◆ **Exercise prompt**
Would you extract the whole listing below and retype it exactly?
* * *
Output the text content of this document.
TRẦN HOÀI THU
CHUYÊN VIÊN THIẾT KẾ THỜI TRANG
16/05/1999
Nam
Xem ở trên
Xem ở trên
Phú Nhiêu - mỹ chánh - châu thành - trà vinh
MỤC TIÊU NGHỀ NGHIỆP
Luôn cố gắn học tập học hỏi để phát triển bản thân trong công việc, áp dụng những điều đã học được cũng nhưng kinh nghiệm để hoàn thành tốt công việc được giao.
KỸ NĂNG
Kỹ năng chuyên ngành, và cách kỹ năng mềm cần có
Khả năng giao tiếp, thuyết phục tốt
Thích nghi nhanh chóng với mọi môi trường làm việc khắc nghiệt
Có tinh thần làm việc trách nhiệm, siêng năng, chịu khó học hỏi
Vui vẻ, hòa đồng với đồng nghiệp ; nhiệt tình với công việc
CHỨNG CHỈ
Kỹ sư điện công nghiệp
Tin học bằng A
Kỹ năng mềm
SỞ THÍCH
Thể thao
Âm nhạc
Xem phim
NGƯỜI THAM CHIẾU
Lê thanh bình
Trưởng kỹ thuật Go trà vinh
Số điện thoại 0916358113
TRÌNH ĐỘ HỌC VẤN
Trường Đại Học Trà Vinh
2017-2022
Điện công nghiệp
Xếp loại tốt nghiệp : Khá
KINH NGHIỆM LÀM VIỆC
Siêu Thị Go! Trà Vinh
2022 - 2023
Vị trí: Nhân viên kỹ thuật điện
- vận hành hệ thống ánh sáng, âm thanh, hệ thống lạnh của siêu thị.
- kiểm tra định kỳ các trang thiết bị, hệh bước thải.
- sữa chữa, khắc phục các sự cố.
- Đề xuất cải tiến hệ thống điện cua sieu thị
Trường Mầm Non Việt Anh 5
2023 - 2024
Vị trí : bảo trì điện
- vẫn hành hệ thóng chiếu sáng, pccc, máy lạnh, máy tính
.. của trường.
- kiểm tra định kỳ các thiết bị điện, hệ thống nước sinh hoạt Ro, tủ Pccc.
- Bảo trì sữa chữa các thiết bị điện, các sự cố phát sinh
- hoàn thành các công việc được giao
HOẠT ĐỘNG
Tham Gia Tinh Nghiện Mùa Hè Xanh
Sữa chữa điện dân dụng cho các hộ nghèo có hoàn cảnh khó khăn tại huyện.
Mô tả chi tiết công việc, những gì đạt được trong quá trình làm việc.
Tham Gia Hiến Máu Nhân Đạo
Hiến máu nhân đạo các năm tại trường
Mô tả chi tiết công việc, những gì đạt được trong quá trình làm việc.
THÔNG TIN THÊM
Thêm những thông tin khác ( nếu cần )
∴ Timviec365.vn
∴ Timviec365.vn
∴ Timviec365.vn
* * *
◆ **Output of the task**
Output the text content of this document.
TRẦN HOÀI THU
CHUYÊN VIÊN THIẾT KẾ THỜI TRANG
16/05/1999
Nam
Xem ở trên
Xem ở trên
Phú Nhiêu - mỹ chánh - châu thành - trà vinh
MỤC TIÊU NGHỀ NGHIỆP
Luôn cố gắn học tập học hỏi để phát triển bản thân trong công việc, áp dụng những điều đã học được cũng nhưng kinh nghiệm để hoàn thành tốt công việc được giao.
KỸ NĂNG
Kỹ năng chuyên ngành, và cách kỹ năng mềm cần có
Khả năng giao tiếp, thuyết phục tốt
Thích nghi nhanh chóng với mọi môi trường làm việc khắc nghiệt
Có tinh thần làm việc trách nhiệm, siêng năng, chịu khó học hỏi
Vui vẻ, hòa đồng với đồng nghiệp ; nhiệt tình với công việc
CHỨNG CHỈ
Kỹ sư điện công nghiệp
Tin học bằng A
Kỹ năng mềm
SỞ THÍCH
Thể thao
Âm nhạc
Xem phim
NGƯỜI THAM CHIẾU
Lê thanh bình
Trưởng kỹ thuật Go trà vinh
Số điện thoại 0916358113
TRÌNH ĐỘ HỌC VẤN
Trường Đại Học Trà Vinh
2017-2022
Điện công nghiệp
Xếp loại tốt nghiệp : Khá
KINH NGHIỆM LÀM VIỆC
Siêu Thị Go! Trà Vinh
2022 - 2023
Vị trí: Nhân viên kỹ thuật điện
- vận hành hệ thống ánh sáng, âm thanh, hệ thống lạnh của siêu thị.
- kiểm tra định kỳ các trang thiết bị, hệh bước thải.
- sữa chữa, khắc phục các sự cố.
- Đề xuất cải tiến hệ thống điện cua sieu thị
Trường Mầm Non Việt Anh 5
2023 - 2024
Vị trí : bảo trì điện
- vẫn hành hệ thóng chiếu sáng, pccc, máy lạnh, máy tính
.. của trường.
- kiểm tra định kỳ các thiết bị điện, hệ thống nước sinh hoạt Ro, tủ Pccc.
- Bảo trì sữa chữa các thiết bị điện, các sự cố phát sinh
- hoàn thành các công việc được giao
HOẠT ĐỘNG
Tham Gia Tinh Nghiện Mùa Hè Xanh
Sữa chữa điện dân dụng cho các hộ nghèo có hoàn cảnh khó khăn tại huyện.
Mô tả chi tiết công việc, những gì đạt được trong quá trình làm việc.
Tham Gia Hiến Máu Nhân Đạo
Hiến máu nhân đạo các năm tại trường
Mô tả chi tiết công việc, những gì đạt được trong quá trình làm việc.
THÔNG TIN THÊM
Thêm những thông tin khác ( nếu cần )
∴ Timviec365.vn
∴ Timviec365.vn
∴ Timviec365.vn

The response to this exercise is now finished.